▼▼▼
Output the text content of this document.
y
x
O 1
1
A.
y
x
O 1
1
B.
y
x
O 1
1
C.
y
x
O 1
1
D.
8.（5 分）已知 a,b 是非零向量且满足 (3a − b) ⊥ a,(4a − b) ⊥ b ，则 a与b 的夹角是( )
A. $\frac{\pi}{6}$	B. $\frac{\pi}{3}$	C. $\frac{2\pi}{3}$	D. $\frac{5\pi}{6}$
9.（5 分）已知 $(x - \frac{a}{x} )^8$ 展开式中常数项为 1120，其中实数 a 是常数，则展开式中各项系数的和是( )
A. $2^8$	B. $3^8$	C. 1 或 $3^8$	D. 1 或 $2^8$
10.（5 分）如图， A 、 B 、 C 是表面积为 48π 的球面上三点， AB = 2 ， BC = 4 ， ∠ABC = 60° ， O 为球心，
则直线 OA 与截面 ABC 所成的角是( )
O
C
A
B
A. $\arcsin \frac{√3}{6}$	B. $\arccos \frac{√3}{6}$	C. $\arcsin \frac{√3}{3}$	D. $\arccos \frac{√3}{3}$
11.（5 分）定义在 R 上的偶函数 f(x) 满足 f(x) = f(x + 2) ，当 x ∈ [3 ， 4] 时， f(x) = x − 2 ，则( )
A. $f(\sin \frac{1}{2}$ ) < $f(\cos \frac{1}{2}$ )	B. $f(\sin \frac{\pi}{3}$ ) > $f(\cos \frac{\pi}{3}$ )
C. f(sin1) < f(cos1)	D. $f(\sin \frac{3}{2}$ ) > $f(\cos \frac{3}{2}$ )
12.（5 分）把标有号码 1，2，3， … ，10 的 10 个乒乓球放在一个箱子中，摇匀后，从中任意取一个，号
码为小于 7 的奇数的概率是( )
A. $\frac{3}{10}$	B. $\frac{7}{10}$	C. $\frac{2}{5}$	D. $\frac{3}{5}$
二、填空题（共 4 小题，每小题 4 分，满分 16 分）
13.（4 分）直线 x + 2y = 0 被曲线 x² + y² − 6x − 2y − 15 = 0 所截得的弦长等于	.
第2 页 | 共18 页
▲▲▲
▼▼▼
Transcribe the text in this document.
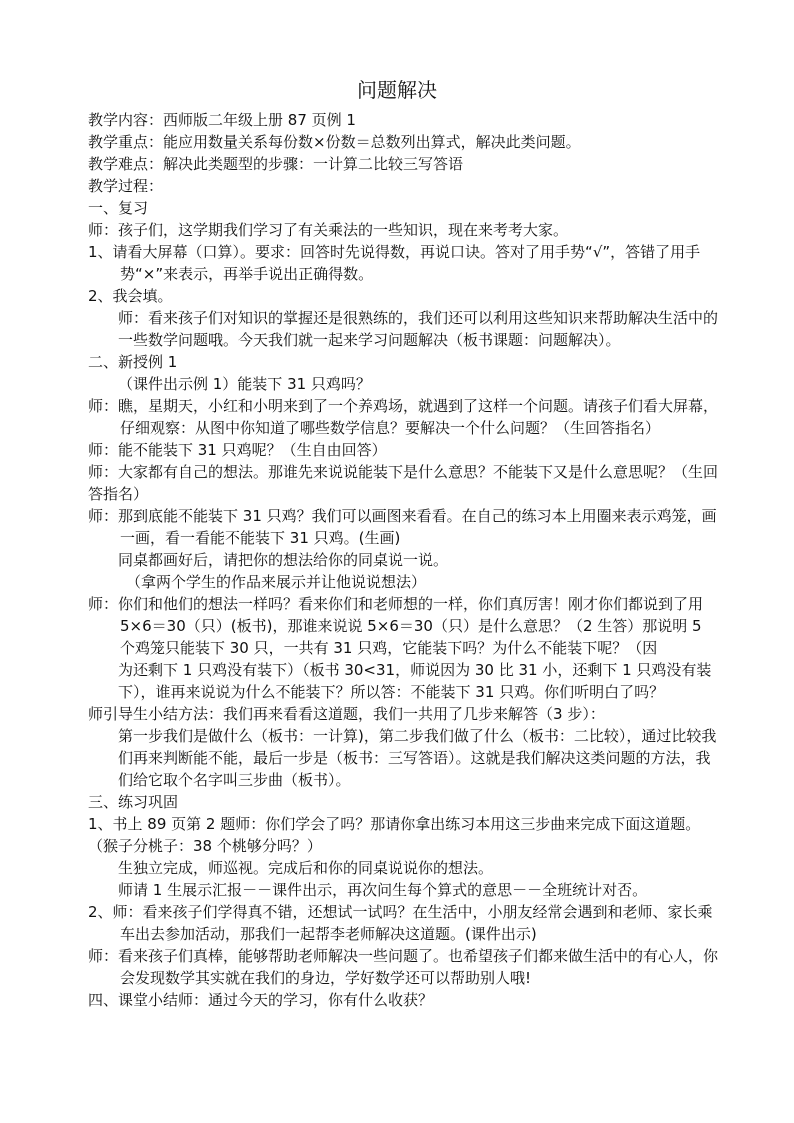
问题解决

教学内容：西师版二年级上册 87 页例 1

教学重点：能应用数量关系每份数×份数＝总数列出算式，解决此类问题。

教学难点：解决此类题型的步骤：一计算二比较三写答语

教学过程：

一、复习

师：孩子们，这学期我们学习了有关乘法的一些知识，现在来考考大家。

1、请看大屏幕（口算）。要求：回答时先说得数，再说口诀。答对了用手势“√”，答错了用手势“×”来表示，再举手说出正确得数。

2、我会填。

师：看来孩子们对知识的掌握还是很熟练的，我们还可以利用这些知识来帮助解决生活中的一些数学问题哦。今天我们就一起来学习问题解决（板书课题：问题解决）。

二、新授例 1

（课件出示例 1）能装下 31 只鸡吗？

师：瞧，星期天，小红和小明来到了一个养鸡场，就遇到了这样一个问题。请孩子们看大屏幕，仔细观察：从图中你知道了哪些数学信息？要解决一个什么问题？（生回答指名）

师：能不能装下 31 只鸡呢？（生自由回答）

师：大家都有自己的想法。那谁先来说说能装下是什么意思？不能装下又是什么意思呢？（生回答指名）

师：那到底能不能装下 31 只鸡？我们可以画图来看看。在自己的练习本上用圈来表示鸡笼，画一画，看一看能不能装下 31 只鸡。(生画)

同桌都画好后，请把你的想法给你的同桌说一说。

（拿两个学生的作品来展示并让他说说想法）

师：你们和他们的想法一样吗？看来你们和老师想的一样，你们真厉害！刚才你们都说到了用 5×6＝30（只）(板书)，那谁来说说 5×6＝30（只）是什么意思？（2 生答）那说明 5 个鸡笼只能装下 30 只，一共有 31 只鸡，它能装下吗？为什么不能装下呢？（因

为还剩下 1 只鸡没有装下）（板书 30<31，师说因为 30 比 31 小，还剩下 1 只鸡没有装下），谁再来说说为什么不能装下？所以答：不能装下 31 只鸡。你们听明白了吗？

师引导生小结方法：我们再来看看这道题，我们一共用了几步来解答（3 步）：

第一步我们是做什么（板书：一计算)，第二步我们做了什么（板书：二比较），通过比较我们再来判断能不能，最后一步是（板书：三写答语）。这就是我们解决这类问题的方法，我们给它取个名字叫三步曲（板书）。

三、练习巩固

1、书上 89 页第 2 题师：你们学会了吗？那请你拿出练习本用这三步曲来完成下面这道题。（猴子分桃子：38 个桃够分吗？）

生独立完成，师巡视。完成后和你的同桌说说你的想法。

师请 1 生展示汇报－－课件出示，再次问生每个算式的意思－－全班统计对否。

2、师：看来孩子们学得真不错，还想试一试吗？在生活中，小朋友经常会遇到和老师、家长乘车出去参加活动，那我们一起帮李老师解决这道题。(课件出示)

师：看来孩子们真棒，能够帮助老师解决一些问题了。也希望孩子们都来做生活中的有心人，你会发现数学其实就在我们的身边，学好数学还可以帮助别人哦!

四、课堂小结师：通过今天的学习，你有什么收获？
▲▲▲
— PROBLEM STATEMENT —
Return each line of the listing that holds the string "document".

— RESULT OF THE EXERCISE —
Output the text content of this document.
Transcribe the text in this document.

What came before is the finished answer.